Requirements: Omit the pictures and return every entry exactly as written.

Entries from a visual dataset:
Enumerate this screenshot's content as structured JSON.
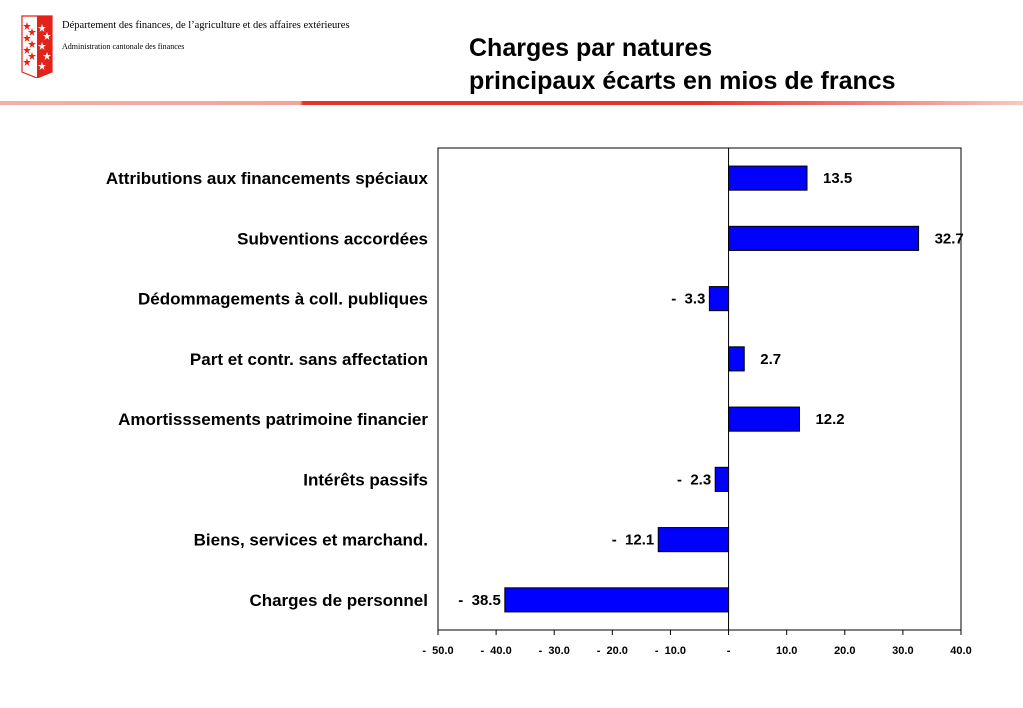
{
  "header": {
    "department": "Département des finances, de l’agriculture et des affaires extérieures",
    "administration": "Administration cantonale des finances",
    "title_line1": "Charges par natures",
    "title_line2": "principaux écarts en mios de francs"
  },
  "colors": {
    "bar": "#0000ff",
    "accent": "#e8322b",
    "logo": "#e2231a"
  },
  "chart_data": {
    "type": "bar",
    "orientation": "horizontal",
    "categories": [
      "Attributions aux financements spéciaux",
      "Subventions accordées",
      "Dédommagements à coll. publiques",
      "Part et contr. sans affectation",
      "Amortisssements patrimoine financier",
      "Intérêts passifs",
      "Biens, services et marchand.",
      "Charges de personnel"
    ],
    "values": [
      13.5,
      32.7,
      -3.3,
      2.7,
      12.2,
      -2.3,
      -12.1,
      -38.5
    ],
    "value_labels": [
      "13.5",
      "32.7",
      "-  3.3",
      "2.7",
      "12.2",
      "-  2.3",
      "-  12.1",
      "-  38.5"
    ],
    "xlim": [
      -50,
      40
    ],
    "xticks": [
      -50,
      -40,
      -30,
      -20,
      -10,
      0,
      10,
      20,
      30,
      40
    ],
    "xtick_labels": [
      "-  50.0",
      "-  40.0",
      "-  30.0",
      "-  20.0",
      "-  10.0",
      "-",
      "10.0",
      "20.0",
      "30.0",
      "40.0"
    ],
    "grid": false,
    "title": "",
    "xlabel": "",
    "ylabel": ""
  }
}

Written response:
Enumerate this screenshot's content as structured JSON.
{
  "header": {
    "department": "Département des finances, de l’agriculture et des affaires extérieures",
    "administration": "Administration cantonale des finances",
    "title_line1": "Charges par natures",
    "title_line2": "principaux écarts en mios de francs"
  },
  "colors": {
    "bar": "#0000ff",
    "accent": "#e8322b",
    "logo": "#e2231a"
  },
  "chart_data": {
    "type": "bar",
    "orientation": "horizontal",
    "categories": [
      "Attributions aux financements spéciaux",
      "Subventions accordées",
      "Dédommagements à coll. publiques",
      "Part et contr. sans affectation",
      "Amortisssements patrimoine financier",
      "Intérêts passifs",
      "Biens, services et marchand.",
      "Charges de personnel"
    ],
    "values": [
      13.5,
      32.7,
      -3.3,
      2.7,
      12.2,
      -2.3,
      -12.1,
      -38.5
    ],
    "value_labels": [
      "13.5",
      "32.7",
      "-  3.3",
      "2.7",
      "12.2",
      "-  2.3",
      "-  12.1",
      "-  38.5"
    ],
    "xlim": [
      -50,
      40
    ],
    "xticks": [
      -50,
      -40,
      -30,
      -20,
      -10,
      0,
      10,
      20,
      30,
      40
    ],
    "xtick_labels": [
      "-  50.0",
      "-  40.0",
      "-  30.0",
      "-  20.0",
      "-  10.0",
      "-",
      "10.0",
      "20.0",
      "30.0",
      "40.0"
    ],
    "grid": false,
    "title": "",
    "xlabel": "",
    "ylabel": ""
  }
}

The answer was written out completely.